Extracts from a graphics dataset
--------

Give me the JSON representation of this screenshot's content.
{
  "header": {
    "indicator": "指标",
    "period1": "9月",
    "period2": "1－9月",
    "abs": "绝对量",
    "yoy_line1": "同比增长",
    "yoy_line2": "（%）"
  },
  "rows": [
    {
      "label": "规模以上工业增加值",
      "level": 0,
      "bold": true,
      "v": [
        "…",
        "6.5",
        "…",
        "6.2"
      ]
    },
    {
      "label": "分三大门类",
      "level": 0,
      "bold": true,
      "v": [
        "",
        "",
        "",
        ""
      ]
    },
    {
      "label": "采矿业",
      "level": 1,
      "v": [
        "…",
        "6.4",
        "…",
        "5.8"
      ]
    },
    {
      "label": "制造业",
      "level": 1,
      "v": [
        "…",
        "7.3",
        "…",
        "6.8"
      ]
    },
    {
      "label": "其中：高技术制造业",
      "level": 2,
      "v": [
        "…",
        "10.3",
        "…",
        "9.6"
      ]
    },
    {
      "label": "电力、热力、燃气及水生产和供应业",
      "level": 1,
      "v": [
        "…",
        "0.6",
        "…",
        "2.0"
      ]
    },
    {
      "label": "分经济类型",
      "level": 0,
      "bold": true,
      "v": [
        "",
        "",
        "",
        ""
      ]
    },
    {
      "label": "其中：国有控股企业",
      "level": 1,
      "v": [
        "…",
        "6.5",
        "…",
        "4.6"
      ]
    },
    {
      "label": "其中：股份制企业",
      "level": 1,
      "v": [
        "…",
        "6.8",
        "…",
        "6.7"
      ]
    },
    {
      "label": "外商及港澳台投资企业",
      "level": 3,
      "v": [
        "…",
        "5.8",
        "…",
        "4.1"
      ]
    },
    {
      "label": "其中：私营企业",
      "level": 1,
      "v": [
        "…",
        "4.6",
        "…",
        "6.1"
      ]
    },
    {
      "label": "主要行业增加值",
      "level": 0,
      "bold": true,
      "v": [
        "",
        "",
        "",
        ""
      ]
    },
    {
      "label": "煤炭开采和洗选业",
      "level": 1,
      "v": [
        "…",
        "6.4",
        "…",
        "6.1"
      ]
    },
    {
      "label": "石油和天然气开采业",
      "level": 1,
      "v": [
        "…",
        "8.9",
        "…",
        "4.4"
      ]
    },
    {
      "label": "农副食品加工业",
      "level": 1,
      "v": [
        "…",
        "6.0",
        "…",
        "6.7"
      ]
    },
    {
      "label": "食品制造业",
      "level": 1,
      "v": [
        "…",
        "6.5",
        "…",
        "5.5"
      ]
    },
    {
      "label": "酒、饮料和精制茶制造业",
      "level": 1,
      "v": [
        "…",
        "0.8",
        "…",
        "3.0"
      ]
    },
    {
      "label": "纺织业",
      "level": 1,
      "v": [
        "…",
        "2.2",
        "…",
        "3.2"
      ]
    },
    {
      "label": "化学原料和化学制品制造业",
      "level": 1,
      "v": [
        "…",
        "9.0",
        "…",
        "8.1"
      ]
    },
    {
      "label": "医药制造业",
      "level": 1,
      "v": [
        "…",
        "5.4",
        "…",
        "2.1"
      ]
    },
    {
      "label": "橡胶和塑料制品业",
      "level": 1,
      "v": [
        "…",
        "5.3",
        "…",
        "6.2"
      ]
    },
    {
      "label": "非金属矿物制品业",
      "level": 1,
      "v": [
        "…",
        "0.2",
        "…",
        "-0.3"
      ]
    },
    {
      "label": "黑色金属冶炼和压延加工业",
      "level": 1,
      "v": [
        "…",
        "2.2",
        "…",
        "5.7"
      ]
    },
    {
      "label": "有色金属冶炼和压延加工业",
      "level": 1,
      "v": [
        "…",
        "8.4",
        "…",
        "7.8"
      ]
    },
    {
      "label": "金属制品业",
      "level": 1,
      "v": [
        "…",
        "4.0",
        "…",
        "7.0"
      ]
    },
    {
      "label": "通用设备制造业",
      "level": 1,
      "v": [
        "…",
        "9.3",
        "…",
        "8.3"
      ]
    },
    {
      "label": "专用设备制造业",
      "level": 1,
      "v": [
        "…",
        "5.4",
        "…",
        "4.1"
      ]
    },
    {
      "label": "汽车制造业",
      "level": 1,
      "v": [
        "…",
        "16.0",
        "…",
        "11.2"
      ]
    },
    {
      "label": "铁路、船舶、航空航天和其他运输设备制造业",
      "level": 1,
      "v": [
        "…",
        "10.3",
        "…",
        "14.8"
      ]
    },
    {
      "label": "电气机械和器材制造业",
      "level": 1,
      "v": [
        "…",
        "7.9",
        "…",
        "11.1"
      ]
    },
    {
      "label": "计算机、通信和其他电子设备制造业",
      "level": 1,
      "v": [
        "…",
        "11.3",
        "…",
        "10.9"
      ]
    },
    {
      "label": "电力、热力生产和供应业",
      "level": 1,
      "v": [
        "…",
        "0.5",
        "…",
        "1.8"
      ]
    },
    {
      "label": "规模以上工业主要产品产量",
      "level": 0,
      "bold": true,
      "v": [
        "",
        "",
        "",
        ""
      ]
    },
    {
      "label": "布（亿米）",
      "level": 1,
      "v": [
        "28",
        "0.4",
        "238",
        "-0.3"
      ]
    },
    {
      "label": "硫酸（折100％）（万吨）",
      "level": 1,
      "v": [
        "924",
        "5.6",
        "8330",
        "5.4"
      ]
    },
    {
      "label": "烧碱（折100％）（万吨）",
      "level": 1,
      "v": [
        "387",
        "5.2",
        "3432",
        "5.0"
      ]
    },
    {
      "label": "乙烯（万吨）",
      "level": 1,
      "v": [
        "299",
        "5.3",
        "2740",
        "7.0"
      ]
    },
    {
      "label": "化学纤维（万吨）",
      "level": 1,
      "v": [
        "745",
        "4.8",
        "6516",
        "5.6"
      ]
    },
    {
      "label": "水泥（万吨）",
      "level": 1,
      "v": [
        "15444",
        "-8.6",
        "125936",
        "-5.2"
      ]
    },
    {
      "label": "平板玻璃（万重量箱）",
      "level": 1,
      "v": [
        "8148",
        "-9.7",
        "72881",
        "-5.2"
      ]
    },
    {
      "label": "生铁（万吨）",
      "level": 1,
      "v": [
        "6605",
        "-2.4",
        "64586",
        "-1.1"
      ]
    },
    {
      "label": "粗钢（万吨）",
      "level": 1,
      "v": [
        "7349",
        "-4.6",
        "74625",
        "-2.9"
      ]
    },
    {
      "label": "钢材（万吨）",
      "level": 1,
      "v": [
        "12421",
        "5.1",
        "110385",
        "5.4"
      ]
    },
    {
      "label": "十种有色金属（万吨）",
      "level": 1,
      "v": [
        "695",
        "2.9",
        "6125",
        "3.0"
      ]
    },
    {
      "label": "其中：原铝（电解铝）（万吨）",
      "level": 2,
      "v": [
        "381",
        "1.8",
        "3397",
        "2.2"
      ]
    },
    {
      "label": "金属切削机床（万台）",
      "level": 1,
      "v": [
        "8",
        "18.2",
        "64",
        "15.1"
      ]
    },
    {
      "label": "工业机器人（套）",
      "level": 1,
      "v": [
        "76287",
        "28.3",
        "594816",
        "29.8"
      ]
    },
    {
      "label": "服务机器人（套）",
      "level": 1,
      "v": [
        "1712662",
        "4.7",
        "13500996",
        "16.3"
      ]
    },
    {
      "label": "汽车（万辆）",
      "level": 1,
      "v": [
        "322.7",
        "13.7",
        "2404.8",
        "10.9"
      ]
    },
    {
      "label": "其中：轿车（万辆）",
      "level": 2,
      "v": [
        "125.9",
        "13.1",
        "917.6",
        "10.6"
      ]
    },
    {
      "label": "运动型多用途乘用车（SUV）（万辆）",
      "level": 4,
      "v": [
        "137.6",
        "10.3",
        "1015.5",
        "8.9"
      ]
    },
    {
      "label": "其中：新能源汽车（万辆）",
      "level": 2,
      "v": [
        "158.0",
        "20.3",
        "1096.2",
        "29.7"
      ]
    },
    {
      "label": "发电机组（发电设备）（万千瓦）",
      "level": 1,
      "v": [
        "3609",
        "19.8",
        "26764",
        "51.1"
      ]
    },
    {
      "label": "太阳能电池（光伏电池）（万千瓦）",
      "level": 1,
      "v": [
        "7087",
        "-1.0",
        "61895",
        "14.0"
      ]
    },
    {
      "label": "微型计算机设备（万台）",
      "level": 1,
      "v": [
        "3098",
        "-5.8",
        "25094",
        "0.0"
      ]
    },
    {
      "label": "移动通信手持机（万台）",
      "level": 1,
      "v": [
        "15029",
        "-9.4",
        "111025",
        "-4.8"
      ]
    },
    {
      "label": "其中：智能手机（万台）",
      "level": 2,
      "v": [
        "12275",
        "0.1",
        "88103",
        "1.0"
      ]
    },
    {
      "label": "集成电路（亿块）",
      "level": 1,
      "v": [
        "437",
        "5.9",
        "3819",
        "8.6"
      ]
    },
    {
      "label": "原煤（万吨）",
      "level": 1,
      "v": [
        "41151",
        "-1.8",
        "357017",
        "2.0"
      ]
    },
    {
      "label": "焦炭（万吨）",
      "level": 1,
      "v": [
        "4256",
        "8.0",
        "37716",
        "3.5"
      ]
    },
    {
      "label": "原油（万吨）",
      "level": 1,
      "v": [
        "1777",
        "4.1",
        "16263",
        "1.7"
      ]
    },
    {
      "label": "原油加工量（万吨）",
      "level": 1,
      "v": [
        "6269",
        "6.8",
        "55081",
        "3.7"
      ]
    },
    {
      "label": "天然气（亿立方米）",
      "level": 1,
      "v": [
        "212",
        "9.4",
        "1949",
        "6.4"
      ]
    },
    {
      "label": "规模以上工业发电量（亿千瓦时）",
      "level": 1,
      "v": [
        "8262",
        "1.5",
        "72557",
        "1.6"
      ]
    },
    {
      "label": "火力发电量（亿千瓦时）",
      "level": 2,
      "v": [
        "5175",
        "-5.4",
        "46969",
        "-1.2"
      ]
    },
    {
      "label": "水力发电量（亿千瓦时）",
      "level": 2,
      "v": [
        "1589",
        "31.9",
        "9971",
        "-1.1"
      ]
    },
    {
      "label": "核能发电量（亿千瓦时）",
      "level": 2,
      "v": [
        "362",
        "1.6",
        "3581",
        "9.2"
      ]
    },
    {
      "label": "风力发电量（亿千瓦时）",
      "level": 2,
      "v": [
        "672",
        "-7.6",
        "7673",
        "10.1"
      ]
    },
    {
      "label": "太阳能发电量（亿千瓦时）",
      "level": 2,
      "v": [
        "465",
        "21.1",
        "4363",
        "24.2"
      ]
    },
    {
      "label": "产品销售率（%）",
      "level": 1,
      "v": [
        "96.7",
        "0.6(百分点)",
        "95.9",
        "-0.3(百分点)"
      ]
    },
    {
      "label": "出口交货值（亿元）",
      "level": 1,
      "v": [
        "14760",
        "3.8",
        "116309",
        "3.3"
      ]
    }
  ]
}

--------

**WRITTEN REQUEST:** Show the lines of the data that hold the word "亿千瓦时".

**PROBLEM SOLUTION:**
      "label": "规模以上工业发电量（亿千瓦时）",
      "label": "火力发电量（亿千瓦时）",
      "label": "水力发电量（亿千瓦时）",
      "label": "核能发电量（亿千瓦时）",
      "label": "风力发电量（亿千瓦时）",
      "label": "太阳能发电量（亿千瓦时）",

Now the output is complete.